__TASK PROMPT__
Copy every one of the lines below word for word, in the same order.

__RECORDS FOR THE EXERCISE__
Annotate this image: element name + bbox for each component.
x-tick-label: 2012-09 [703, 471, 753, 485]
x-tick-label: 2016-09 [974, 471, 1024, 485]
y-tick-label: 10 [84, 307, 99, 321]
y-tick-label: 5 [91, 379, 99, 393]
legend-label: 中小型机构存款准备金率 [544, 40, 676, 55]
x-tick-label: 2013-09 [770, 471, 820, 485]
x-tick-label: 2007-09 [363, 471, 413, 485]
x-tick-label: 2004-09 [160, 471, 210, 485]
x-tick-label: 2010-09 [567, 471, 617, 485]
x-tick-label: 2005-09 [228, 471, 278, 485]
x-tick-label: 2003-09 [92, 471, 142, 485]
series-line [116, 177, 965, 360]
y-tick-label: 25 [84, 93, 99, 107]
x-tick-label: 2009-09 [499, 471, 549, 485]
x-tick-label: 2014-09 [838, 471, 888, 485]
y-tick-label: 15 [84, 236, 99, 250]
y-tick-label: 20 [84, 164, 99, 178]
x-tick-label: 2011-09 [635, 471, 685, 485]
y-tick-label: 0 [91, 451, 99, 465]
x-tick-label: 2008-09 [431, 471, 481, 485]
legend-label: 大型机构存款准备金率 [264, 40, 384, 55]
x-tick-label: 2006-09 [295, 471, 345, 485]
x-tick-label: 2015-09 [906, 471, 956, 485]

__WORKED SOLUTION__
Annotate this image: element name + bbox for each component.
x-tick-label: 2012-09 [703, 471, 753, 485]
x-tick-label: 2016-09 [974, 471, 1024, 485]
y-tick-label: 10 [84, 307, 99, 321]
y-tick-label: 5 [91, 379, 99, 393]
legend-label: 中小型机构存款准备金率 [544, 40, 676, 55]
x-tick-label: 2013-09 [770, 471, 820, 485]
x-tick-label: 2007-09 [363, 471, 413, 485]
x-tick-label: 2004-09 [160, 471, 210, 485]
x-tick-label: 2010-09 [567, 471, 617, 485]
x-tick-label: 2005-09 [228, 471, 278, 485]
x-tick-label: 2003-09 [92, 471, 142, 485]
series-line [116, 177, 965, 360]
y-tick-label: 25 [84, 93, 99, 107]
x-tick-label: 2009-09 [499, 471, 549, 485]
x-tick-label: 2014-09 [838, 471, 888, 485]
y-tick-label: 15 [84, 236, 99, 250]
y-tick-label: 20 [84, 164, 99, 178]
x-tick-label: 2011-09 [635, 471, 685, 485]
y-tick-label: 0 [91, 451, 99, 465]
x-tick-label: 2008-09 [431, 471, 481, 485]
legend-label: 大型机构存款准备金率 [264, 40, 384, 55]
x-tick-label: 2006-09 [295, 471, 345, 485]
x-tick-label: 2015-09 [906, 471, 956, 485]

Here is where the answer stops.